Aim
Copy out each line of the material below with no changes.

— START Records supplied —

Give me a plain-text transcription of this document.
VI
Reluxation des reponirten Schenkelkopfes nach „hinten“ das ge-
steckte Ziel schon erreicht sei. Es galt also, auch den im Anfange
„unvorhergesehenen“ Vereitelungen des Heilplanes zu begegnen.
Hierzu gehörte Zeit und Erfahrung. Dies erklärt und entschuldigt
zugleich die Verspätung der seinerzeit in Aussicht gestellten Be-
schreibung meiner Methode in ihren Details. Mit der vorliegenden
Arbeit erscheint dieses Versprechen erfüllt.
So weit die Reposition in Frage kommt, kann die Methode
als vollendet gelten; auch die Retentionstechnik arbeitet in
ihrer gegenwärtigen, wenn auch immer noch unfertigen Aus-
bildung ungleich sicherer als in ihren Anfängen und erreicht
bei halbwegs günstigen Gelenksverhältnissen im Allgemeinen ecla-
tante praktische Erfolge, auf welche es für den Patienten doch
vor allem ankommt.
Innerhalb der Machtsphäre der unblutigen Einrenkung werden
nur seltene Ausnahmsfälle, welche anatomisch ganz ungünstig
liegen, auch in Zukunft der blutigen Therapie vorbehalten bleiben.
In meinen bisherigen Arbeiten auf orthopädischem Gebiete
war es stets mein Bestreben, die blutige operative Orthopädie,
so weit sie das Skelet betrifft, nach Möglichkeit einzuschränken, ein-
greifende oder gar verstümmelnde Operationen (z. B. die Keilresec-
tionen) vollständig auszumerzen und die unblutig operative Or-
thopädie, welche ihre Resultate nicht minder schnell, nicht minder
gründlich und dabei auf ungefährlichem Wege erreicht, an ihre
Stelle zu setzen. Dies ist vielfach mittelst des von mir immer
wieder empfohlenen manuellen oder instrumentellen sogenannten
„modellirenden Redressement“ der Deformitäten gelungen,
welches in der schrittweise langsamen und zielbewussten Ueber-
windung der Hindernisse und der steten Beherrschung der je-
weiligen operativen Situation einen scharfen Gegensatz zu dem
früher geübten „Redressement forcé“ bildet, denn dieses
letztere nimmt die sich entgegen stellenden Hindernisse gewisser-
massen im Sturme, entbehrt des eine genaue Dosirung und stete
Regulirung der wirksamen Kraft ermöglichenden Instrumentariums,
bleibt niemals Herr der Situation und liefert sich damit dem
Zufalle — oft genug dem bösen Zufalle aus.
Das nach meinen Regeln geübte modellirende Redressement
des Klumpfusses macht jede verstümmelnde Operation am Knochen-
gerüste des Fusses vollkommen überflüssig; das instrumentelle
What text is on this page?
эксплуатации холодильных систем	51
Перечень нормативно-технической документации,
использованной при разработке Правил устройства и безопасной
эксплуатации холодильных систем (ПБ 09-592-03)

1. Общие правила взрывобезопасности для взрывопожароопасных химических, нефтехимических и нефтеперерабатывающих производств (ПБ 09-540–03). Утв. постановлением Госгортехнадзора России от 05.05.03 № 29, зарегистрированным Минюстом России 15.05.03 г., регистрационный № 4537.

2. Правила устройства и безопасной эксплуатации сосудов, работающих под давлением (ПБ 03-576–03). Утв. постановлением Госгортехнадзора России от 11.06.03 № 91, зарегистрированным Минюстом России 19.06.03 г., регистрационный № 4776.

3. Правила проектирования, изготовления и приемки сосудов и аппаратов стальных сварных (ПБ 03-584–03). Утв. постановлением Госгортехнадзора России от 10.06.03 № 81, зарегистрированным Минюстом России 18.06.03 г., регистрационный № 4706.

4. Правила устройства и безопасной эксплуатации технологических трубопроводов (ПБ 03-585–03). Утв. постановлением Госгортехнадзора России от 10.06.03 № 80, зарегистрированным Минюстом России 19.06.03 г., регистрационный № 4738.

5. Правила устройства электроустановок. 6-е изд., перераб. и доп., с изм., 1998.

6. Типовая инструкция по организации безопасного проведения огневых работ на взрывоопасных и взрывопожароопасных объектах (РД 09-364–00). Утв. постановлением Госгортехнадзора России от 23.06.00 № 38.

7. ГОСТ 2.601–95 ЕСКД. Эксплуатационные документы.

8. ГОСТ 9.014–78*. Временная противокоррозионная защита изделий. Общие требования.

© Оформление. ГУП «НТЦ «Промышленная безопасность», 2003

— END Records supplied —

Response
Give me a plain-text transcription of this document.
VI
Reluxation des reponirten Schenkelkopfes nach „hinten“ das ge-
steckte Ziel schon erreicht sei. Es galt also, auch den im Anfange
„unvorhergesehenen“ Vereitelungen des Heilplanes zu begegnen.
Hierzu gehörte Zeit und Erfahrung. Dies erklärt und entschuldigt
zugleich die Verspätung der seinerzeit in Aussicht gestellten Be-
schreibung meiner Methode in ihren Details. Mit der vorliegenden
Arbeit erscheint dieses Versprechen erfüllt.
So weit die Reposition in Frage kommt, kann die Methode
als vollendet gelten; auch die Retentionstechnik arbeitet in
ihrer gegenwärtigen, wenn auch immer noch unfertigen Aus-
bildung ungleich sicherer als in ihren Anfängen und erreicht
bei halbwegs günstigen Gelenksverhältnissen im Allgemeinen ecla-
tante praktische Erfolge, auf welche es für den Patienten doch
vor allem ankommt.
Innerhalb der Machtsphäre der unblutigen Einrenkung werden
nur seltene Ausnahmsfälle, welche anatomisch ganz ungünstig
liegen, auch in Zukunft der blutigen Therapie vorbehalten bleiben.
In meinen bisherigen Arbeiten auf orthopädischem Gebiete
war es stets mein Bestreben, die blutige operative Orthopädie,
so weit sie das Skelet betrifft, nach Möglichkeit einzuschränken, ein-
greifende oder gar verstümmelnde Operationen (z. B. die Keilresec-
tionen) vollständig auszumerzen und die unblutig operative Or-
thopädie, welche ihre Resultate nicht minder schnell, nicht minder
gründlich und dabei auf ungefährlichem Wege erreicht, an ihre
Stelle zu setzen. Dies ist vielfach mittelst des von mir immer
wieder empfohlenen manuellen oder instrumentellen sogenannten
„modellirenden Redressement“ der Deformitäten gelungen,
welches in der schrittweise langsamen und zielbewussten Ueber-
windung der Hindernisse und der steten Beherrschung der je-
weiligen operativen Situation einen scharfen Gegensatz zu dem
früher geübten „Redressement forcé“ bildet, denn dieses
letztere nimmt die sich entgegen stellenden Hindernisse gewisser-
massen im Sturme, entbehrt des eine genaue Dosirung und stete
Regulirung der wirksamen Kraft ermöglichenden Instrumentariums,
bleibt niemals Herr der Situation und liefert sich damit dem
Zufalle — oft genug dem bösen Zufalle aus.
Das nach meinen Regeln geübte modellirende Redressement
des Klumpfusses macht jede verstümmelnde Operation am Knochen-
gerüste des Fusses vollkommen überflüssig; das instrumentelle
What text is on this page?
эксплуатации холодильных систем	51
Перечень нормативно-технической документации,
использованной при разработке Правил устройства и безопасной
эксплуатации холодильных систем (ПБ 09-592-03)

1. Общие правила взрывобезопасности для взрывопожароопасных химических, нефтехимических и нефтеперерабатывающих производств (ПБ 09-540–03). Утв. постановлением Госгортехнадзора России от 05.05.03 № 29, зарегистрированным Минюстом России 15.05.03 г., регистрационный № 4537.

2. Правила устройства и безопасной эксплуатации сосудов, работающих под давлением (ПБ 03-576–03). Утв. постановлением Госгортехнадзора России от 11.06.03 № 91, зарегистрированным Минюстом России 19.06.03 г., регистрационный № 4776.

3. Правила проектирования, изготовления и приемки сосудов и аппаратов стальных сварных (ПБ 03-584–03). Утв. постановлением Госгортехнадзора России от 10.06.03 № 81, зарегистрированным Минюстом России 18.06.03 г., регистрационный № 4706.

4. Правила устройства и безопасной эксплуатации технологических трубопроводов (ПБ 03-585–03). Утв. постановлением Госгортехнадзора России от 10.06.03 № 80, зарегистрированным Минюстом России 19.06.03 г., регистрационный № 4738.

5. Правила устройства электроустановок. 6-е изд., перераб. и доп., с изм., 1998.

6. Типовая инструкция по организации безопасного проведения огневых работ на взрывоопасных и взрывопожароопасных объектах (РД 09-364–00). Утв. постановлением Госгортехнадзора России от 23.06.00 № 38.

7. ГОСТ 2.601–95 ЕСКД. Эксплуатационные документы.

8. ГОСТ 9.014–78*. Временная противокоррозионная защита изделий. Общие требования.

© Оформление. ГУП «НТЦ «Промышленная безопасность», 2003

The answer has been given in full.